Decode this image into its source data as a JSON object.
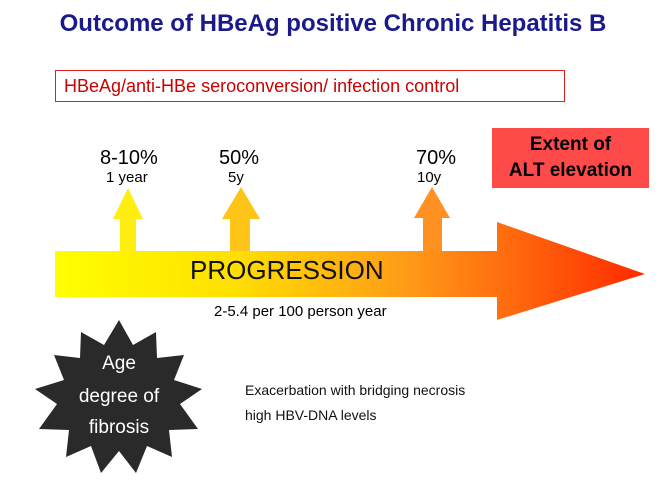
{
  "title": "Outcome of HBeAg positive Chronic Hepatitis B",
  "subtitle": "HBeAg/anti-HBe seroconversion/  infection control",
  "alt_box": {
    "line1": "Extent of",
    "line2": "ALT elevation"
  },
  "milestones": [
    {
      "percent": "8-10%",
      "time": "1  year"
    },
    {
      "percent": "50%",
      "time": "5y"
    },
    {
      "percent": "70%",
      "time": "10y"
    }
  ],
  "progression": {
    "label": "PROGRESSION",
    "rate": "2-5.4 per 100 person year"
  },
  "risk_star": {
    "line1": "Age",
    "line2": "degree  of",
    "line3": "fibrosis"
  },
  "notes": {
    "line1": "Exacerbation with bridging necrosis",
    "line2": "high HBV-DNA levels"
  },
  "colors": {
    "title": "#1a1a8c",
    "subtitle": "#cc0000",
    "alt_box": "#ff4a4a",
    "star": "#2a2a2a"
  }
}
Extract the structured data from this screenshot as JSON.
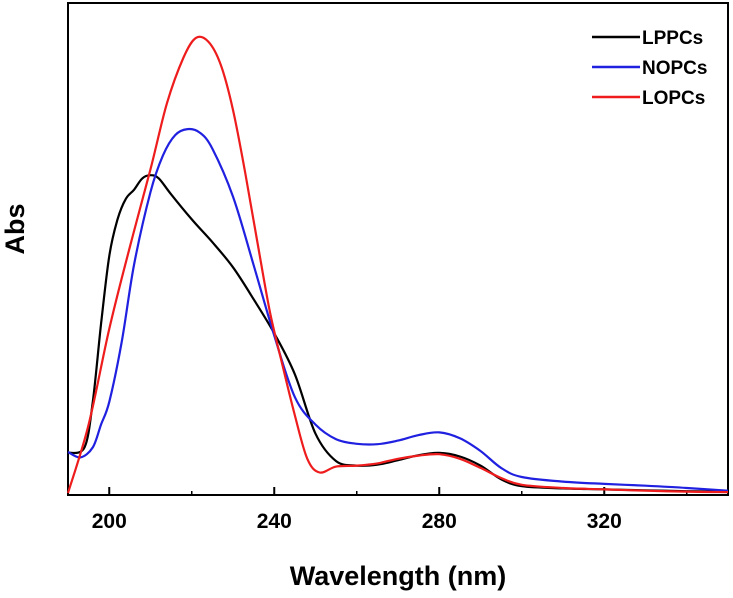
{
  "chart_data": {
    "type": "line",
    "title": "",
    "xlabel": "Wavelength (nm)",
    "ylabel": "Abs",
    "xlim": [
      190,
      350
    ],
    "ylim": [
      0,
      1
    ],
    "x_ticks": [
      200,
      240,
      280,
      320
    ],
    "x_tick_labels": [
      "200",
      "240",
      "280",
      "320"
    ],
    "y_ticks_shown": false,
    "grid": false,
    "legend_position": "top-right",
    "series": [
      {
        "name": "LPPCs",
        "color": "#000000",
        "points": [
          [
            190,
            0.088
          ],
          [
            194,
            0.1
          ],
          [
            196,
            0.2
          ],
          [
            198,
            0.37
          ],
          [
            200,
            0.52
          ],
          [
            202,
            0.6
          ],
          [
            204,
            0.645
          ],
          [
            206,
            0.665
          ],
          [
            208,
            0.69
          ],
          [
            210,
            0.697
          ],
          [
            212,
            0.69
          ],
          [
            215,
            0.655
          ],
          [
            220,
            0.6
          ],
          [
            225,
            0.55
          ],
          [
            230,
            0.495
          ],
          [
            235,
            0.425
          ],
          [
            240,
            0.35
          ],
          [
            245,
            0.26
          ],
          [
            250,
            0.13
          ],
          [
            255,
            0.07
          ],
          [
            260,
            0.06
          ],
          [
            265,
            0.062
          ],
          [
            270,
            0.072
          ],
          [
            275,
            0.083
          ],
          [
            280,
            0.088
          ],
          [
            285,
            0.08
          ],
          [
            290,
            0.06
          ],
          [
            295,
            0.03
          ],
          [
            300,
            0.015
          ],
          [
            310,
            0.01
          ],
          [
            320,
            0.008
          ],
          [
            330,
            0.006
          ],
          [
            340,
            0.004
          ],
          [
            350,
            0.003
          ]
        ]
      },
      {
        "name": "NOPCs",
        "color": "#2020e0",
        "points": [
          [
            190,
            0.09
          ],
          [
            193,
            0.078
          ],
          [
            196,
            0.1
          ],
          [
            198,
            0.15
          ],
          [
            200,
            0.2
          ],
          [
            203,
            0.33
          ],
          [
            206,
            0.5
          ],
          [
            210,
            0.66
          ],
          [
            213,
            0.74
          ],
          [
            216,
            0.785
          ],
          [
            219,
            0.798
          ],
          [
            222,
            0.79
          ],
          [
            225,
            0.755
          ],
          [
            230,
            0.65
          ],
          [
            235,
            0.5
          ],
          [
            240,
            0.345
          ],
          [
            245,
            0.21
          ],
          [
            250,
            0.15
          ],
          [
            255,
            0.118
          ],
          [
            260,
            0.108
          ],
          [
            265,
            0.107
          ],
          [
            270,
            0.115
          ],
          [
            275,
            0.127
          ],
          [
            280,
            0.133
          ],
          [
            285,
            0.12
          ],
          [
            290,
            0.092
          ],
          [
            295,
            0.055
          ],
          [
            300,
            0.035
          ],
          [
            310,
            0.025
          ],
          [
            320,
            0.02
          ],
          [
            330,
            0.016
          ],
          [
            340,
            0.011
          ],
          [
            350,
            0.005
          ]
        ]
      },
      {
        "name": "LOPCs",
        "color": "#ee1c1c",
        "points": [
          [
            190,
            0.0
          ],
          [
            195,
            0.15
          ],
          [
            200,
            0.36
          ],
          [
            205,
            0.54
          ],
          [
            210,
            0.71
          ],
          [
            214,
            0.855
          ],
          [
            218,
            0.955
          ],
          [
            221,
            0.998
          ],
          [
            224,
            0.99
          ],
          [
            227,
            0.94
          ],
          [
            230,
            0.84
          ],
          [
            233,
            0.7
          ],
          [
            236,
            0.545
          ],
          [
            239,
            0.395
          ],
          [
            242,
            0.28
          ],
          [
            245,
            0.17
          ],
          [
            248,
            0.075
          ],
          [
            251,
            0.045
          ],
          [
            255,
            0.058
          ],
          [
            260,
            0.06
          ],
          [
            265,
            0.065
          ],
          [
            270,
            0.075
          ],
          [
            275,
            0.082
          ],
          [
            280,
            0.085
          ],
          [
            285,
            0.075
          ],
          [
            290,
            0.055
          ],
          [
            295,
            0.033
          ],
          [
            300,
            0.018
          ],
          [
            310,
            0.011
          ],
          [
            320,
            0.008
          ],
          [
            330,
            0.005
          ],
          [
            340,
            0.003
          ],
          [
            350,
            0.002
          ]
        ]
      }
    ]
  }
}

- Task to complete
Determine how many lines of the data contain "this" and give nothing but that number.

- Written response
2